Write out all the entries word for word, but skip any images.

:: Records supplied ::

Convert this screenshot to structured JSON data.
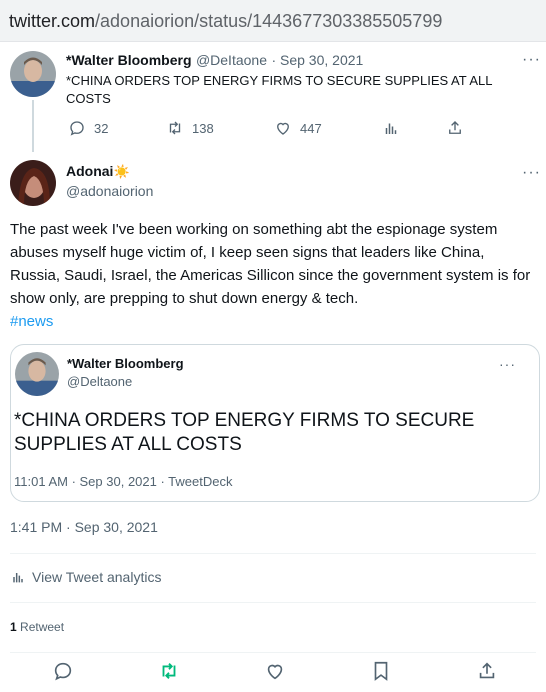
{
  "browser": {
    "url_domain": "twitter.com",
    "url_path": "/adonaiorion/status/1443677303385505799"
  },
  "original_tweet": {
    "author_name": "*Walter Bloomberg",
    "author_handle": "@DeItaone",
    "date": "· Sep 30, 2021",
    "text": "*CHINA ORDERS TOP ENERGY FIRMS TO SECURE SUPPLIES AT ALL COSTS",
    "replies": "32",
    "retweets": "138",
    "likes": "447"
  },
  "main_tweet": {
    "author_name": "Adonai",
    "author_emoji": "☀️",
    "author_handle": "@adonaiorion",
    "text": "The past week I've been working on something abt the espionage system abuses myself huge victim of, I keep seen signs that leaders like China, Russia, Saudi, Israel, the Americas Sillicon since the government system is for show only, are prepping to shut down energy & tech.",
    "hashtag": "#news",
    "timestamp": "1:41 PM · Sep 30, 2021",
    "analytics_label": "View Tweet analytics",
    "retweet_count": "1",
    "retweet_label": "Retweet"
  },
  "quoted_tweet": {
    "author_name": "*Walter Bloomberg",
    "author_handle": "@Deltaone",
    "text": "*CHINA ORDERS TOP ENERGY FIRMS TO SECURE SUPPLIES AT ALL COSTS",
    "meta": "11:01 AM · Sep 30, 2021 · TweetDeck"
  },
  "more_glyph": "···",
  "icons": {
    "reply": "reply-icon",
    "retweet": "retweet-icon",
    "like": "like-icon",
    "analytics": "analytics-icon",
    "share": "share-icon",
    "bookmark": "bookmark-icon",
    "more": "more-icon"
  },
  "colors": {
    "accent": "#1d9bf0",
    "retweet_green": "#00ba7c",
    "muted": "#536471",
    "border": "#cfd9de"
  }
}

:::

Written solution:
Convert this screenshot to structured JSON data.
{
  "browser": {
    "url_domain": "twitter.com",
    "url_path": "/adonaiorion/status/1443677303385505799"
  },
  "original_tweet": {
    "author_name": "*Walter Bloomberg",
    "author_handle": "@DeItaone",
    "date": "· Sep 30, 2021",
    "text": "*CHINA ORDERS TOP ENERGY FIRMS TO SECURE SUPPLIES AT ALL COSTS",
    "replies": "32",
    "retweets": "138",
    "likes": "447"
  },
  "main_tweet": {
    "author_name": "Adonai",
    "author_emoji": "☀️",
    "author_handle": "@adonaiorion",
    "text": "The past week I've been working on something abt the espionage system abuses myself huge victim of, I keep seen signs that leaders like China, Russia, Saudi, Israel, the Americas Sillicon since the government system is for show only, are prepping to shut down energy & tech.",
    "hashtag": "#news",
    "timestamp": "1:41 PM · Sep 30, 2021",
    "analytics_label": "View Tweet analytics",
    "retweet_count": "1",
    "retweet_label": "Retweet"
  },
  "quoted_tweet": {
    "author_name": "*Walter Bloomberg",
    "author_handle": "@Deltaone",
    "text": "*CHINA ORDERS TOP ENERGY FIRMS TO SECURE SUPPLIES AT ALL COSTS",
    "meta": "11:01 AM · Sep 30, 2021 · TweetDeck"
  },
  "more_glyph": "···",
  "icons": {
    "reply": "reply-icon",
    "retweet": "retweet-icon",
    "like": "like-icon",
    "analytics": "analytics-icon",
    "share": "share-icon",
    "bookmark": "bookmark-icon",
    "more": "more-icon"
  },
  "colors": {
    "accent": "#1d9bf0",
    "retweet_green": "#00ba7c",
    "muted": "#536471",
    "border": "#cfd9de"
  }
}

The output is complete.